--- Begin Available data ---
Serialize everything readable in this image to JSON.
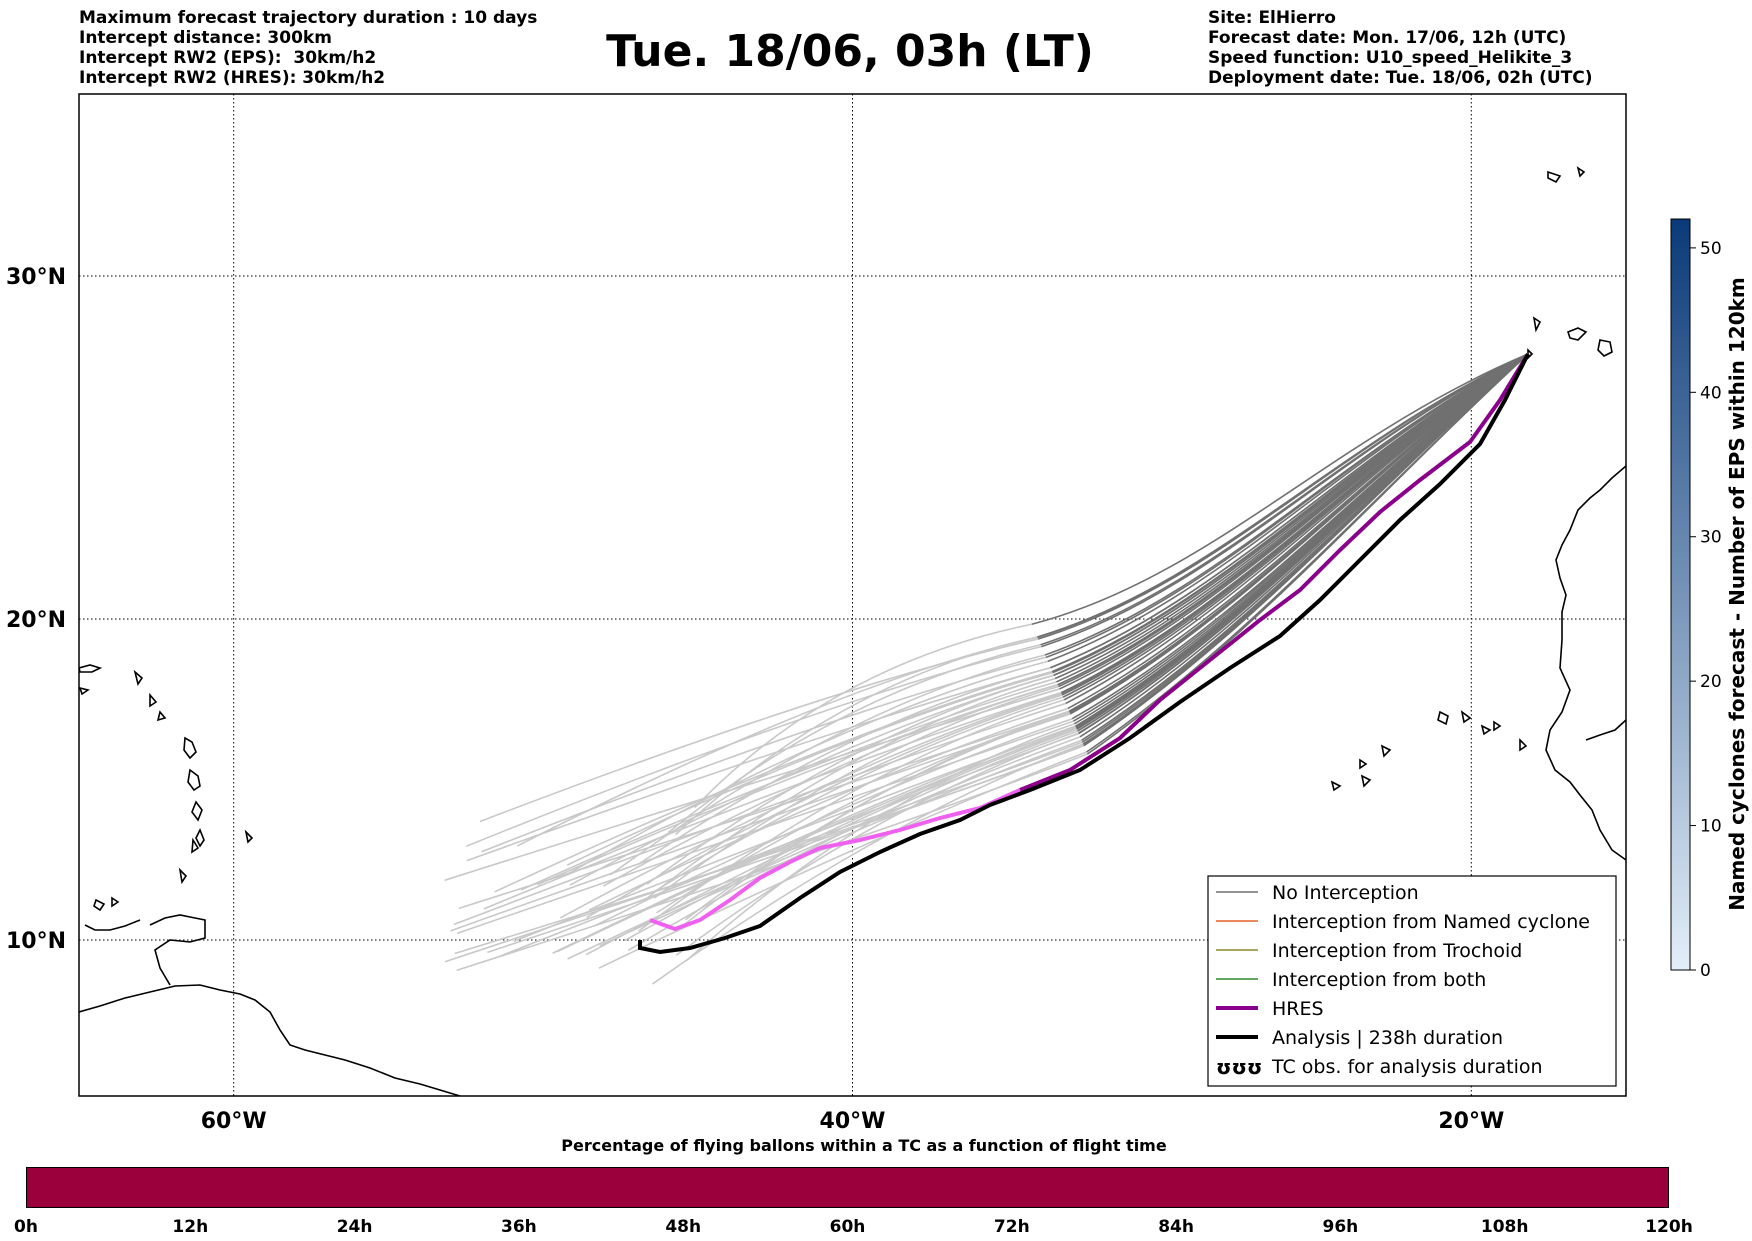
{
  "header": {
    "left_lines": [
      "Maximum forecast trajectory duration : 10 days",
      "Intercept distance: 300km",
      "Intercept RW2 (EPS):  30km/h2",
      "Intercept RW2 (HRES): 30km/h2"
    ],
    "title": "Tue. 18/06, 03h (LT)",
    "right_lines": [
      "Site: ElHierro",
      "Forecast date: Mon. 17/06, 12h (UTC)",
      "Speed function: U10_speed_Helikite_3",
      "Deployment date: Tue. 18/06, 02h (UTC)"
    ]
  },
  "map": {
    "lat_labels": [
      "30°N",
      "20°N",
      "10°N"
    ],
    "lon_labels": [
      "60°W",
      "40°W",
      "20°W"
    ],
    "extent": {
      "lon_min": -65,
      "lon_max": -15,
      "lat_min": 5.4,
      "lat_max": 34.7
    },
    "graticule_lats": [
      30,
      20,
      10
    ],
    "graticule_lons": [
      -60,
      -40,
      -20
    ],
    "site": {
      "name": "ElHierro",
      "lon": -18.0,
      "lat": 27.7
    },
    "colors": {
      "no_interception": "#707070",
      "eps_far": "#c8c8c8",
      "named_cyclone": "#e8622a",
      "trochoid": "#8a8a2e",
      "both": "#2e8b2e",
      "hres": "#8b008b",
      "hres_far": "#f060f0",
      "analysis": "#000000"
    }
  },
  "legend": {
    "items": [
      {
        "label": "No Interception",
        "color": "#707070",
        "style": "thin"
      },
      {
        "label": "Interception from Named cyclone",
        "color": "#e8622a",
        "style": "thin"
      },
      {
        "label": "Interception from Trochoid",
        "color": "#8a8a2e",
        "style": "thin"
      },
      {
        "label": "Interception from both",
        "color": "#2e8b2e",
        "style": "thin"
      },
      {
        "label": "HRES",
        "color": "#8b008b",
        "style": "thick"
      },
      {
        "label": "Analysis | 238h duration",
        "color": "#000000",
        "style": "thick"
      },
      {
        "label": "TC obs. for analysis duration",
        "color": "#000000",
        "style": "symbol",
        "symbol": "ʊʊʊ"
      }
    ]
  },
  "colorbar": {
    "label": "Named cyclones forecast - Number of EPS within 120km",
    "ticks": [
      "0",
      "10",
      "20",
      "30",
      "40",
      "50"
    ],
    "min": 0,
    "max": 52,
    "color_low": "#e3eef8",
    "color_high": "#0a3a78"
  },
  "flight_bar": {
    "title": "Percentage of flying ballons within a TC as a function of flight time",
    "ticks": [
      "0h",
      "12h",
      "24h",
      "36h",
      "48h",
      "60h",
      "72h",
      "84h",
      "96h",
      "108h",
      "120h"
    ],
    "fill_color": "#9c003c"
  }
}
--- End Available data ---
--- Begin Available data ---
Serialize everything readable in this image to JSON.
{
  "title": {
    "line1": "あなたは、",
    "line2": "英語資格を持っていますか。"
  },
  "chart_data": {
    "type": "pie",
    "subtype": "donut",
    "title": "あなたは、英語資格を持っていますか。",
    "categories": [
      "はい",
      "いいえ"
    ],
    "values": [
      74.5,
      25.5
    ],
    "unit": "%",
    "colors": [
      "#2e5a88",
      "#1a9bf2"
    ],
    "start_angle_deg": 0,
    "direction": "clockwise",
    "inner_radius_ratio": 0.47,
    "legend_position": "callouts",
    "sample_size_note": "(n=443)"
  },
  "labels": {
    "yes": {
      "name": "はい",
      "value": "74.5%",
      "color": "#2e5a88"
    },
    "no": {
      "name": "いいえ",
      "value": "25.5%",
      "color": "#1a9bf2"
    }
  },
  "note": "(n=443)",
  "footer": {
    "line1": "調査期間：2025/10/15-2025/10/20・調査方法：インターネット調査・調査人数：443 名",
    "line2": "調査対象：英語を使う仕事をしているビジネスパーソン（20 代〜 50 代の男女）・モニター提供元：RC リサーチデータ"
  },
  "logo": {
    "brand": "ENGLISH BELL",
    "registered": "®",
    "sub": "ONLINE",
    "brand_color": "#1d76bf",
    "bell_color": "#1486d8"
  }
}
--- End Available data ---
--- Begin Available data ---
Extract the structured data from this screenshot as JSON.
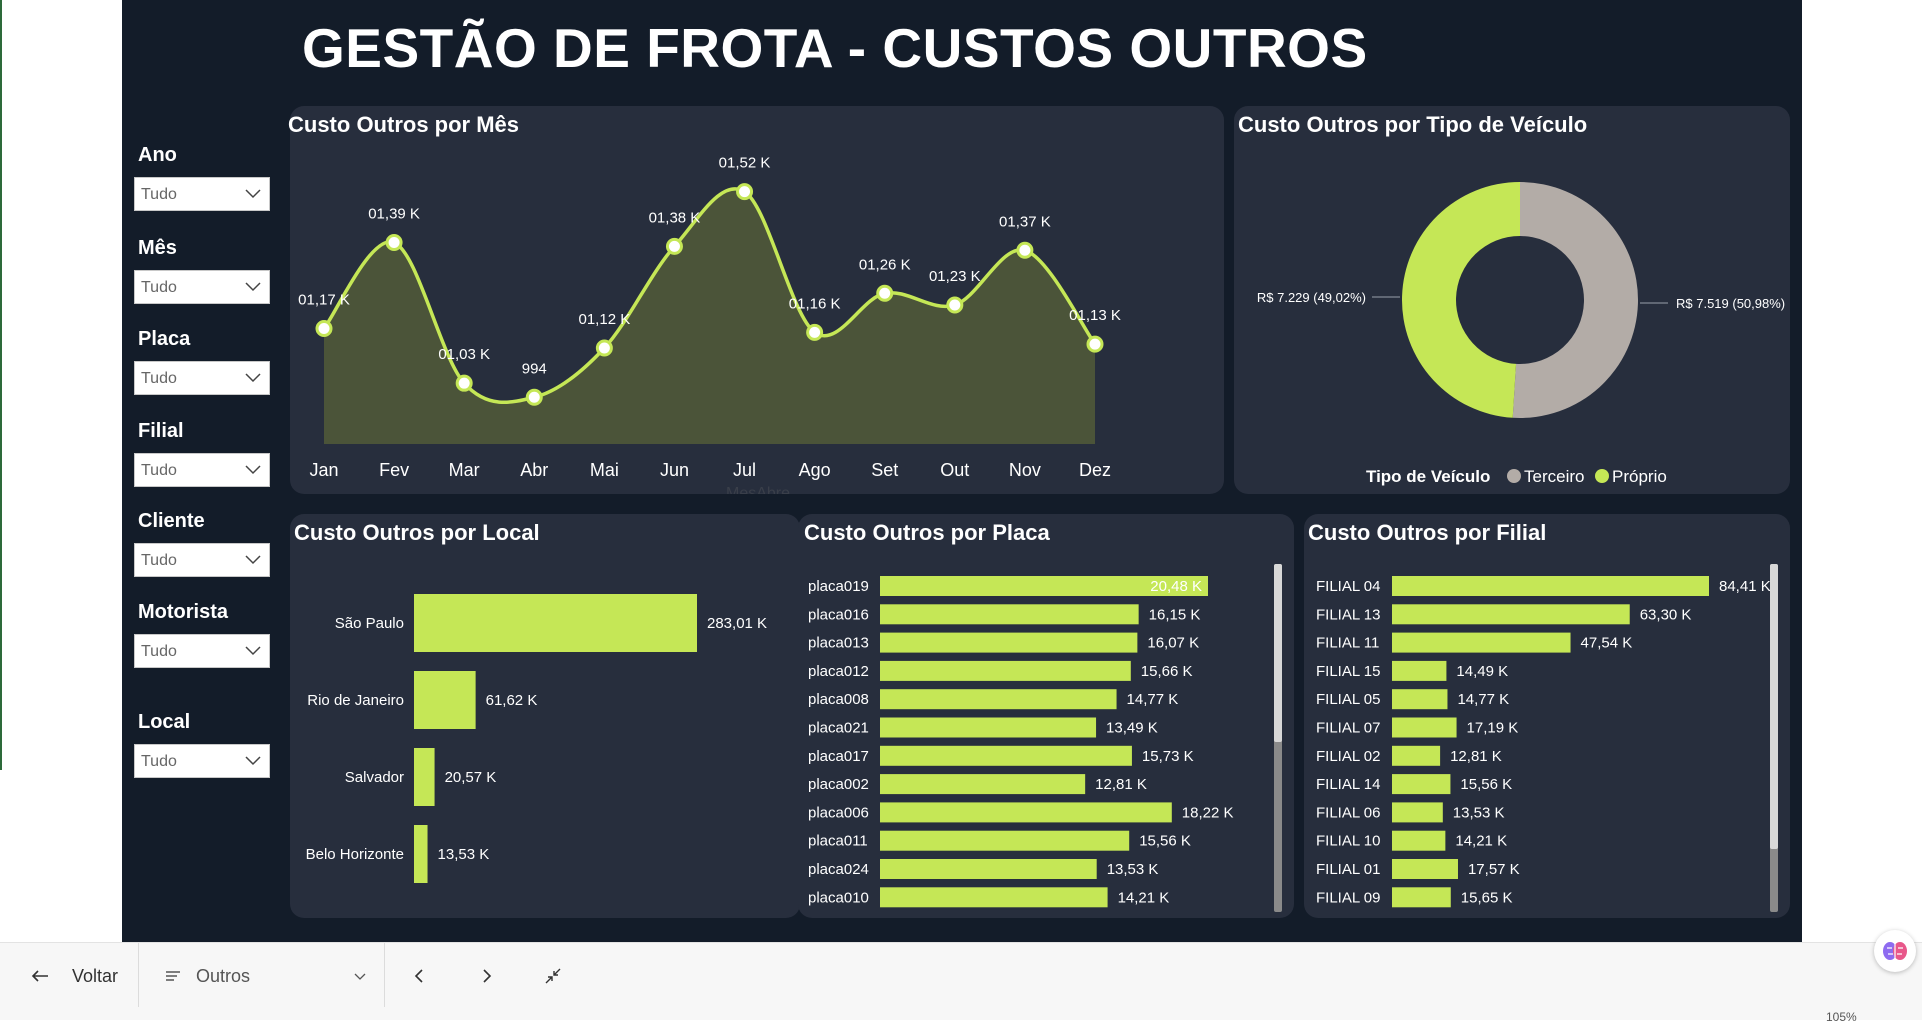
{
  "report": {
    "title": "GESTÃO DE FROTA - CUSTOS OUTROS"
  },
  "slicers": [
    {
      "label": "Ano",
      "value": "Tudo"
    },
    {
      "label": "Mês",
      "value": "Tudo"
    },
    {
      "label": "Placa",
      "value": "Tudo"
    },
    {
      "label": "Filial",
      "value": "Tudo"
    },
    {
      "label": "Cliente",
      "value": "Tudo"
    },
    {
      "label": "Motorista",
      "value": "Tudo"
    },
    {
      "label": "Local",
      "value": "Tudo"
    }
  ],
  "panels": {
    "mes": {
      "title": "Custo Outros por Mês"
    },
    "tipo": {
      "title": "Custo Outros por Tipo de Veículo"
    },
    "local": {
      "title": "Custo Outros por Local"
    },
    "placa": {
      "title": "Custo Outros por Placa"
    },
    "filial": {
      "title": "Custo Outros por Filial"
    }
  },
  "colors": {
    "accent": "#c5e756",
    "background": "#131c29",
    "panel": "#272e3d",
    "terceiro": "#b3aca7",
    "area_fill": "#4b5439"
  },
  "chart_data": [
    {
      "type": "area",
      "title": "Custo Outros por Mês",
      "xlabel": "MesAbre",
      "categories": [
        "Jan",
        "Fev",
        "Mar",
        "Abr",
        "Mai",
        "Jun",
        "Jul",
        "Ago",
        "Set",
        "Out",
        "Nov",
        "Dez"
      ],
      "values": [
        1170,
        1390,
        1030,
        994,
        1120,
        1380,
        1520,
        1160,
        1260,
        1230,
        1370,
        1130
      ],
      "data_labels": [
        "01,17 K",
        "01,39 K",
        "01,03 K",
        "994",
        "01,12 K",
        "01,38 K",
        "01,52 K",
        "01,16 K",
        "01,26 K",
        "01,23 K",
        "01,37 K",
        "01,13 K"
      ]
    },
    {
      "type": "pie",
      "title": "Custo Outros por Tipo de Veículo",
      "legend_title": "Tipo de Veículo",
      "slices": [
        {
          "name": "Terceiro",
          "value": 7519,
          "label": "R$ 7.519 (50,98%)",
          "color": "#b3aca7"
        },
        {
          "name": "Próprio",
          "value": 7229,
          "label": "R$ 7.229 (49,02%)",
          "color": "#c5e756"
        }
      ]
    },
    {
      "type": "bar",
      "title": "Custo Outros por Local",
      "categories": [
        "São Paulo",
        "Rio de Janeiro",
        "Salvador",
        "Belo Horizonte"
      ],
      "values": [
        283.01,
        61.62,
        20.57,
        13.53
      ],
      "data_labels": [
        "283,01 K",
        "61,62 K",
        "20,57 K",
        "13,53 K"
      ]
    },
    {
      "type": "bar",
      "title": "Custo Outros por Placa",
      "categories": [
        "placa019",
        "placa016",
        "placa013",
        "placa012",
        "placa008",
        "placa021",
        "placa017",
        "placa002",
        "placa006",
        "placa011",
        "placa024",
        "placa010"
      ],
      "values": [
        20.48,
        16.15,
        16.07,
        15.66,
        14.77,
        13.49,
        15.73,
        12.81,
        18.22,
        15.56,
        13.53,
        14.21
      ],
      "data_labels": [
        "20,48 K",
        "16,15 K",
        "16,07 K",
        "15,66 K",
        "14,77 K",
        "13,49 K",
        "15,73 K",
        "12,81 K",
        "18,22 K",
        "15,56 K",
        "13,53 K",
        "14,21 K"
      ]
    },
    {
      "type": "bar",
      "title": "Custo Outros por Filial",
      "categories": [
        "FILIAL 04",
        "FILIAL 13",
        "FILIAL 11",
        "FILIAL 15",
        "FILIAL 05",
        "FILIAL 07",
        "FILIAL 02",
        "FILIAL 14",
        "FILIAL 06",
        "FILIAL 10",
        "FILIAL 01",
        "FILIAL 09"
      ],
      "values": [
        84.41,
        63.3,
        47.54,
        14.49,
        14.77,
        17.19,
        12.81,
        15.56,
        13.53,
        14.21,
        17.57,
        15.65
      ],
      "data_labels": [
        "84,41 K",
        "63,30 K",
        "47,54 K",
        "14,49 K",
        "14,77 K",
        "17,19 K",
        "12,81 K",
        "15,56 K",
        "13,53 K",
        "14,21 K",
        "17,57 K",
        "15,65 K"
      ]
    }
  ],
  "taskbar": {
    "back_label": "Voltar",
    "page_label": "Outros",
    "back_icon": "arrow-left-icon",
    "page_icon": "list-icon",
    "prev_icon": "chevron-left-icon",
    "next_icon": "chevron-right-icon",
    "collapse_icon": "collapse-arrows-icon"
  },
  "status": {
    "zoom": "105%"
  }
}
--- End Available data ---
- _Objective_
Give the count of lines in the data shown above that contain "icon", and nothing else.

- _Answer to the problem_
5